#### [Short exercise]
How many lines of these records hold the string "name"? Reply with the number alone.

#### [Dataset records]
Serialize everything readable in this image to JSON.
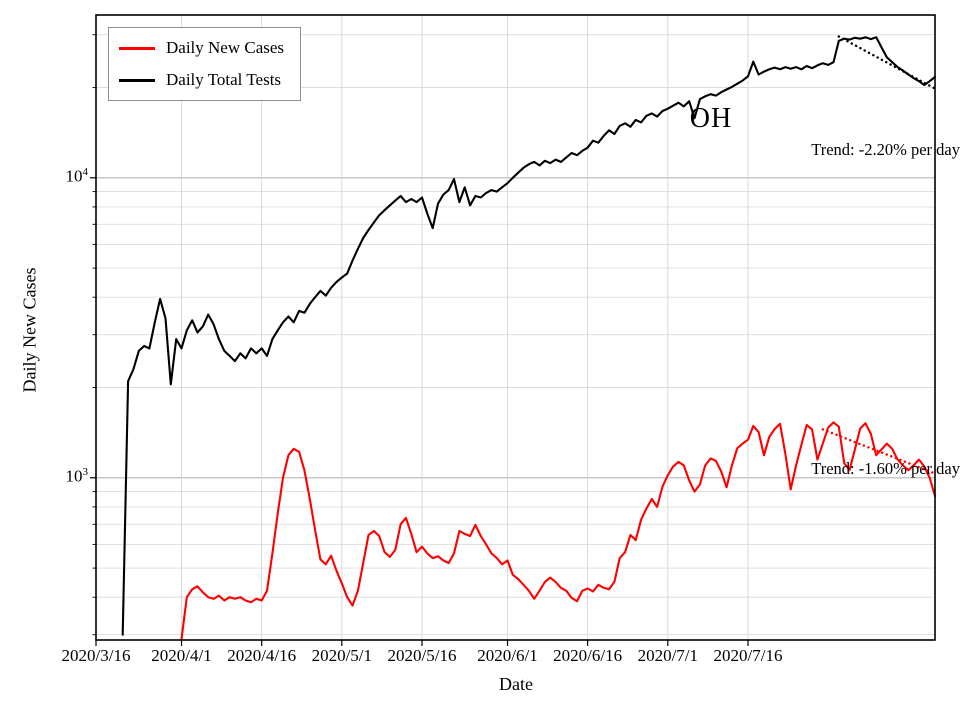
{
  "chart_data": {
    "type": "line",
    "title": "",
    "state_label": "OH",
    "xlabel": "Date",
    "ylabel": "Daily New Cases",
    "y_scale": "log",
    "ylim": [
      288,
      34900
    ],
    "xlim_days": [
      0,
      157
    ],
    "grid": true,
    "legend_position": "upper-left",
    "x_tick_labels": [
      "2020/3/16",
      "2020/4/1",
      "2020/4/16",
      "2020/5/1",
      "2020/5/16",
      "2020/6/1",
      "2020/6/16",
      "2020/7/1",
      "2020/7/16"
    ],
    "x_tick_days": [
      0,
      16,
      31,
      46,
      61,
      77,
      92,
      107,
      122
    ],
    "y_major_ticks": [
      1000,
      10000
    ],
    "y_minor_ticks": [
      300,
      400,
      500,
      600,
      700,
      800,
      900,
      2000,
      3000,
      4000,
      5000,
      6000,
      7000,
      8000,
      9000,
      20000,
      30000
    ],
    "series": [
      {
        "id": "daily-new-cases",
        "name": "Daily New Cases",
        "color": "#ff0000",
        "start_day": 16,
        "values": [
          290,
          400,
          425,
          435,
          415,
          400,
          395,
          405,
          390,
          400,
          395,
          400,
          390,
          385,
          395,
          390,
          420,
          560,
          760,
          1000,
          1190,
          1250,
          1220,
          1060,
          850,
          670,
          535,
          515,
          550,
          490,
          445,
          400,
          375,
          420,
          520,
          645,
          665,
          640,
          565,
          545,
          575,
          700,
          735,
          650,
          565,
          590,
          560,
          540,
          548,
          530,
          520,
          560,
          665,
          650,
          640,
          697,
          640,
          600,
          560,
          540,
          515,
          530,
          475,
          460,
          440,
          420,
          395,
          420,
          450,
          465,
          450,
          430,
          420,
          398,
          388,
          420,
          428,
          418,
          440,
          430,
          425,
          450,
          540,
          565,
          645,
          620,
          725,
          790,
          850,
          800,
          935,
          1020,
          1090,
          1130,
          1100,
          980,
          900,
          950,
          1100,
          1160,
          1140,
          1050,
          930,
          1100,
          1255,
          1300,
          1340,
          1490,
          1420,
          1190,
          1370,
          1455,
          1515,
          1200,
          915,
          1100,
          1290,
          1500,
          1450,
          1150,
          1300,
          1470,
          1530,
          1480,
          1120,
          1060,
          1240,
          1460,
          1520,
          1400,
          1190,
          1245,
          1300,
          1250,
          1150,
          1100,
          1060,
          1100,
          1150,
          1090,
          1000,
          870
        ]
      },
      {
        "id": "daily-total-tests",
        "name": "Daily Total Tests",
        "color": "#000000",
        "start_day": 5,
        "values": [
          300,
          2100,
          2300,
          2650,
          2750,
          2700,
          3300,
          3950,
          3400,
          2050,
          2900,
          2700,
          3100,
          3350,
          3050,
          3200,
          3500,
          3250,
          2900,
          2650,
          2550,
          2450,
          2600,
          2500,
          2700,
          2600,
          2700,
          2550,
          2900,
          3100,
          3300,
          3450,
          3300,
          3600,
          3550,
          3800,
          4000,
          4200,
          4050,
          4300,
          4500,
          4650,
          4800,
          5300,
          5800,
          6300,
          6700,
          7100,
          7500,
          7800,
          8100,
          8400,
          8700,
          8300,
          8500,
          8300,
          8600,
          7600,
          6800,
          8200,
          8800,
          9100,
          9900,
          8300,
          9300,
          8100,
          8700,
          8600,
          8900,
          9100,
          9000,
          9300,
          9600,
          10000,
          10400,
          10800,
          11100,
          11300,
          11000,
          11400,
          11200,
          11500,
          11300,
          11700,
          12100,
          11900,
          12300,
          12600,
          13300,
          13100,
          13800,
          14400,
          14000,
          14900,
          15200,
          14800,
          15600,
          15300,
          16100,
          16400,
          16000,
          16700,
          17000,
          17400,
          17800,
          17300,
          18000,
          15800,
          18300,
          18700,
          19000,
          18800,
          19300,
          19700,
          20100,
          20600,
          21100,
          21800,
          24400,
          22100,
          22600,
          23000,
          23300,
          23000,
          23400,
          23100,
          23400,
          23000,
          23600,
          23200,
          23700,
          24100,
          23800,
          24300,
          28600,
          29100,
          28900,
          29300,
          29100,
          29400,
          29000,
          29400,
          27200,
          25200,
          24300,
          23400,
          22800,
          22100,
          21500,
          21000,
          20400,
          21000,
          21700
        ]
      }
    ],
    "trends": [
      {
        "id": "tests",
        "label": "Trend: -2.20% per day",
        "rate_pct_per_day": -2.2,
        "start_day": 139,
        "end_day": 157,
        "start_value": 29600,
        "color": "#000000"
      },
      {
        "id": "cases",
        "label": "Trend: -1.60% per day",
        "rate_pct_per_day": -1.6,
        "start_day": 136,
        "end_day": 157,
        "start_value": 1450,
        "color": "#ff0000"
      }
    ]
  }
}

#### [Solved problem]
2